# [Provided passage]
━━━
Ten Things Not to Do While Watching the Kids on an Inclement Day
10 If you are watching the kids on an inclement day, do not try to write on your novel. If you do, at best, you will produce a small number of very disappointing words. At worst, you will face a task as tricky as trying to teach a pig to sing. You and the pig will end up being very frustrated.
9 If you are watching the kids on an inclement day, do not try to watch anything on TV that isn’t kid programming. If you do, at best, you won’t be able to see a thing. At worst, you will answer the door to see CPS agents with a warrant ready to take the kids because of the complaints your neighbors filed due to the non-stop screaming.
8 If you are watching the kids on an inclement day, do not play games on your phone or notebook. If you do, at best, the kids will want to play as well. At worst, your attention will be diverted enough for the kids to get into every drawer, including that secret place where you hide adult toys. (And they will come to you and ask what these are for just when the next-door neighbor stops by for a visit)
7 If you are watching the kids on an inclement day, do not attempt to talk on the phone. If you do, at best, you must be prepared to hold the kids the whole time. At worst, whoever you are talking to will wonder who is in charge in your home, why you are so mean to your lovable children, and what was that crash?
6 If you are watching the kids on an inclement day, do not attempt to make anything in the kitchen that doesn’t have the word ‘lunch’ connected to it. If you do, at best, you will have little helpers who will make the project twice as long. At worst, you will invest your time and energy into something that, when served, contains a stray toy that you swore was safely on the other counter. The person getting the toy contaminated serving will be one of your in-laws
5 If you are watching the kids on an inclement day, do not attempt to play their favorite game. If you do, at best, they will refuse to play since they sense your desperation. At worst, they will pretend their favorite game is avoiding playing their favorite game, thereby challenging you to stay away from the soothin’ syrup in the liquor cabinet.
━━━
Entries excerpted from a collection
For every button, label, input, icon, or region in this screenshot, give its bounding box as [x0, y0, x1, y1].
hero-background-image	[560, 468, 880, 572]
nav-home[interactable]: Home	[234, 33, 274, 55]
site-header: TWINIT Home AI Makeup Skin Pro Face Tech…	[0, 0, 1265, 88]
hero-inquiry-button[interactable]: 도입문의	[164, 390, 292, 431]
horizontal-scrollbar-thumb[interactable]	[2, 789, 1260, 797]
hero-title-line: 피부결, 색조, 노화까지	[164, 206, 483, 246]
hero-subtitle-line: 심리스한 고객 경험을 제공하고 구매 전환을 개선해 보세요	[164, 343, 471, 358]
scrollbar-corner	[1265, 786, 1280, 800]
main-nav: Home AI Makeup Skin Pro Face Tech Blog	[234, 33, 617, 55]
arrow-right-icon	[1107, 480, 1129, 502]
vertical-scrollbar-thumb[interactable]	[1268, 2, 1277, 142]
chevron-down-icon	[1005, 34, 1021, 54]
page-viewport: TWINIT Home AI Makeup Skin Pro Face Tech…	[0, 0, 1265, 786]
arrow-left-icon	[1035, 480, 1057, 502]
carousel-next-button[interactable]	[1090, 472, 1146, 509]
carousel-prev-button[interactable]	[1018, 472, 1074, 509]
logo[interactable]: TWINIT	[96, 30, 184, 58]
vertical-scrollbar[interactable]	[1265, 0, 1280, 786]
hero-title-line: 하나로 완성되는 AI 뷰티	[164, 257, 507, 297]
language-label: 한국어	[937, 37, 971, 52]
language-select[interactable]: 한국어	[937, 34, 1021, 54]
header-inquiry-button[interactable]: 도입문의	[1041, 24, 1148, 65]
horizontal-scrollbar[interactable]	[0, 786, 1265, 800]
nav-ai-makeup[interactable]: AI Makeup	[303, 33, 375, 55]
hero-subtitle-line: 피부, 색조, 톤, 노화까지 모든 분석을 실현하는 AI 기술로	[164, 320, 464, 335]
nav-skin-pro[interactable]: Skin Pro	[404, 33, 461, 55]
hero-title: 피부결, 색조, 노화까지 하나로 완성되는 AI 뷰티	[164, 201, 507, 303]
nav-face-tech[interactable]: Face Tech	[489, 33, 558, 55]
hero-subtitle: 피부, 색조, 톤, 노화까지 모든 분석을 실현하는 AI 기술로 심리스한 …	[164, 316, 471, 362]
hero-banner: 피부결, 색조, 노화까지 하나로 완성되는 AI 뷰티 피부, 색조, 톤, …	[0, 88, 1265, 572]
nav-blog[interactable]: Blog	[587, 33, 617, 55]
━━━
# [Activities]
a. In the list of things not to do while watching the kids on an inclement day, what must you be prepared to do at best if you talk on the phone?
b. Substitute "tablet" for "notebook" and reproduce the part of the list of things not to do while watching the kids starting at "8 If you are" and ending at "for a visit)".
c. Pick up the list of things not to do while watching the kids on an inclement day from where it stops.
None of the entries are needed to complete this work.

# [Answers for the exercise]
a. Hold the kids the whole time.

b.
8 If you are watching the kids on an inclement day, do not play games on your phone or tablet. If you do, at best, the kids will want to play as well. At worst, your attention will be diverted enough for the kids to get into every drawer, including that secret place where you hide adult toys. (And they will come to you and ask what these are for just when the next-door neighbor stops by for a visit)

c.
4 If you are watching the kids on an inclement day, do not call the neighbor for help. If you do, at best, your neighbor is in as desperate a condition, and two more problems won’t help. At worst, you will have an IOU, which you can never repay other than watching the neighbor’s kids at a time that is most critical for you to be able to work in peace.
3 If you are watching the kids on an inclement day, do not think you can go to the store to kill time. If you do, at best, it will take all your strength to keep an even temperament and to return all the items grabbed off the shelves. At worst, you and the kids will be asked to leave the story by the same manager who before today was more than happy to take thousands of dollars when you shopped alone.
2 If you are watching the kids on an inclement day, do not be tempted to lock yourself in the bedroom. If you do at best, the kids will not miss you. At worst, the kids will use the time to act out their ultimate stories, including the fire-breathing dragon and jousting tournament using things around the house for props. (You know, like the Crème Brule torch and a broom).
1 If you are watching the kids on an inclement day, do not take them to the library. If you do, at best, the library’s peace will be shattered since being quiet is an invitation to do otherwise. At worst, you will find the normally placid library patrons and personnel looking like a zombie herd as they slowly circle you and your family. Unfortunately, the outcome doesn’t look like it’s going to be good.